■ **SHORT PROBLEM**: Give back the full material, exactly as it reads.

■ **ENTRIES SHOWN**:
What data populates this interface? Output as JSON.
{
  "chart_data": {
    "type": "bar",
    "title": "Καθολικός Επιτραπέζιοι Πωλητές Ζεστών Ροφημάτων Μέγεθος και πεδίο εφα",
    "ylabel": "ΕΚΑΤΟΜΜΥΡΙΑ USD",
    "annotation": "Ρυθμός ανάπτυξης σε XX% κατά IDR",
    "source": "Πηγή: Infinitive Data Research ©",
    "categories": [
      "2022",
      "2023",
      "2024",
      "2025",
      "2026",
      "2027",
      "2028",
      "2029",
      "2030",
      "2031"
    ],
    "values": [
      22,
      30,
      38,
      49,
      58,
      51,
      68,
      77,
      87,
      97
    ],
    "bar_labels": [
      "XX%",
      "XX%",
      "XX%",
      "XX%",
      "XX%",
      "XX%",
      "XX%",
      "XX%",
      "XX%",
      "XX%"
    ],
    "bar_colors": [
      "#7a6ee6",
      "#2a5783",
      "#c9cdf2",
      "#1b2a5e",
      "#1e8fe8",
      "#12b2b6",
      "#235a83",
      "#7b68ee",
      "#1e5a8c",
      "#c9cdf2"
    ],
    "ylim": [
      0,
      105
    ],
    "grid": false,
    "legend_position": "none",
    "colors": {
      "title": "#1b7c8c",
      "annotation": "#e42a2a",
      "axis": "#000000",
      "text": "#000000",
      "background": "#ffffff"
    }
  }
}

■ **ANSWER TO THIS EXERCISE**:
What data populates this interface? Output as JSON.
{
  "chart_data": {
    "type": "bar",
    "title": "Καθολικός Επιτραπέζιοι Πωλητές Ζεστών Ροφημάτων Μέγεθος και πεδίο εφα",
    "ylabel": "ΕΚΑΤΟΜΜΥΡΙΑ USD",
    "annotation": "Ρυθμός ανάπτυξης σε XX% κατά IDR",
    "source": "Πηγή: Infinitive Data Research ©",
    "categories": [
      "2022",
      "2023",
      "2024",
      "2025",
      "2026",
      "2027",
      "2028",
      "2029",
      "2030",
      "2031"
    ],
    "values": [
      22,
      30,
      38,
      49,
      58,
      51,
      68,
      77,
      87,
      97
    ],
    "bar_labels": [
      "XX%",
      "XX%",
      "XX%",
      "XX%",
      "XX%",
      "XX%",
      "XX%",
      "XX%",
      "XX%",
      "XX%"
    ],
    "bar_colors": [
      "#7a6ee6",
      "#2a5783",
      "#c9cdf2",
      "#1b2a5e",
      "#1e8fe8",
      "#12b2b6",
      "#235a83",
      "#7b68ee",
      "#1e5a8c",
      "#c9cdf2"
    ],
    "ylim": [
      0,
      105
    ],
    "grid": false,
    "legend_position": "none",
    "colors": {
      "title": "#1b7c8c",
      "annotation": "#e42a2a",
      "axis": "#000000",
      "text": "#000000",
      "background": "#ffffff"
    }
  }
}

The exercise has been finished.